## Exercise directions
Pick out each line of the records that includes the string "extends", and copy it.

## Excerpted data
****
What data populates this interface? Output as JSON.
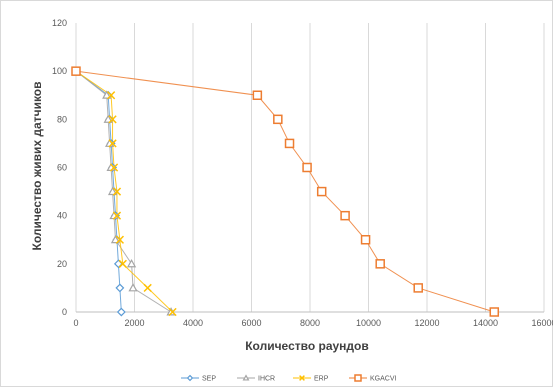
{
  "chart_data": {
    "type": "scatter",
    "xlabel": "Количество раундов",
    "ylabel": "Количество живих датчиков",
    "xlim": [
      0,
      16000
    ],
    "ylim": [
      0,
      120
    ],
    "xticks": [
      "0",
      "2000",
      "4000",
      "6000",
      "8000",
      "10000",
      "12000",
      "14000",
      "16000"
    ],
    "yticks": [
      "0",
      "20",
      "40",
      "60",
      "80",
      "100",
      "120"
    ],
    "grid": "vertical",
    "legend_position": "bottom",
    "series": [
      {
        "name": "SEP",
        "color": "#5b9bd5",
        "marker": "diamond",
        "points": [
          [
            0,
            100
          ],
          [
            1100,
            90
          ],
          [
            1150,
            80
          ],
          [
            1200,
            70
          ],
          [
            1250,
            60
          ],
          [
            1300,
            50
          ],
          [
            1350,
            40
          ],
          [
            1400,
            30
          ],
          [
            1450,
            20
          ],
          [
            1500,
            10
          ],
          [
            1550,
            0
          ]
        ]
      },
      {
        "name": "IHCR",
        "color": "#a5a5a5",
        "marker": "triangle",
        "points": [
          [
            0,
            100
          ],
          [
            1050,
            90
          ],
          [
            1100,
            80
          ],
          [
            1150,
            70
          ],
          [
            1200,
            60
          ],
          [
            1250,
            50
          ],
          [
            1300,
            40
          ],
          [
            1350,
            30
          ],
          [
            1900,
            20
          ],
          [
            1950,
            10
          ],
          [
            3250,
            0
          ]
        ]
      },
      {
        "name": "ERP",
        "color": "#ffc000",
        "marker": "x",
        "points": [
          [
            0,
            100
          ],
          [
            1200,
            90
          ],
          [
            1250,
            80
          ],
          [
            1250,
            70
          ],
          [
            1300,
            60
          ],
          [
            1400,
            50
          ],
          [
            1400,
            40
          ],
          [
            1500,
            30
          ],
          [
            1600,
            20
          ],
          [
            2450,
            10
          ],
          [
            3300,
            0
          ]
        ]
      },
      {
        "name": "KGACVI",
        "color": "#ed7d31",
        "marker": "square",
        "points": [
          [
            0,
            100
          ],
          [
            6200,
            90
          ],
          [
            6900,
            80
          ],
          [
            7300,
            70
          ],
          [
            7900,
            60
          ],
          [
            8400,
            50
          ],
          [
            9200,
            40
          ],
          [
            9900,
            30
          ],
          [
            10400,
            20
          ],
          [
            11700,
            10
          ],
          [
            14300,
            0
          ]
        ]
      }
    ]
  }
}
****
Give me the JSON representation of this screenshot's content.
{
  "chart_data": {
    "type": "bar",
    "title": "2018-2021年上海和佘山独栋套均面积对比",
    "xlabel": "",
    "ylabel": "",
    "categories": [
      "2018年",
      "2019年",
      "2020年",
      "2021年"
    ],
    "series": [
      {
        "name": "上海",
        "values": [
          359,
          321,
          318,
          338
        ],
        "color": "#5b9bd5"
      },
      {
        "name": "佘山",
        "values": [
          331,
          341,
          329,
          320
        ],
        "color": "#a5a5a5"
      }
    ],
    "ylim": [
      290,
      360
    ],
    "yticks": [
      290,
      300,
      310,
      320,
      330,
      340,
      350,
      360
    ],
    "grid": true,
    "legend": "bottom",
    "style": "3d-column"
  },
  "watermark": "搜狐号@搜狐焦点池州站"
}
****
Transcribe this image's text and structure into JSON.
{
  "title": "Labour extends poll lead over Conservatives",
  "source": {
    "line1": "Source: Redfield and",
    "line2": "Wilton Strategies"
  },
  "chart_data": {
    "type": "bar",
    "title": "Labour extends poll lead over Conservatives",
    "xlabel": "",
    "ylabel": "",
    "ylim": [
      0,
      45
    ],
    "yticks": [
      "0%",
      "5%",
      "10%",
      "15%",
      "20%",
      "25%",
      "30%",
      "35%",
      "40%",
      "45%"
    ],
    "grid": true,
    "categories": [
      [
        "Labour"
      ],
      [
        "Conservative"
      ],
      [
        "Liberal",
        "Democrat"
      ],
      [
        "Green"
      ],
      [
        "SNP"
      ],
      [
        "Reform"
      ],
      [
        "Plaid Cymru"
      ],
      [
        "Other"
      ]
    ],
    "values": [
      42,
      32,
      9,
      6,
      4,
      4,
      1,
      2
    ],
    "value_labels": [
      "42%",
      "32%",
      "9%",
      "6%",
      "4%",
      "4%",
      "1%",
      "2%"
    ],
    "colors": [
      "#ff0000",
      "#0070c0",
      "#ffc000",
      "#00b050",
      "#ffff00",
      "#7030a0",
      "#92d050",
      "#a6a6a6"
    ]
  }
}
****
## Exercise answer
  "title": "Labour extends poll lead over Conservatives",
    "title": "Labour extends poll lead over Conservatives",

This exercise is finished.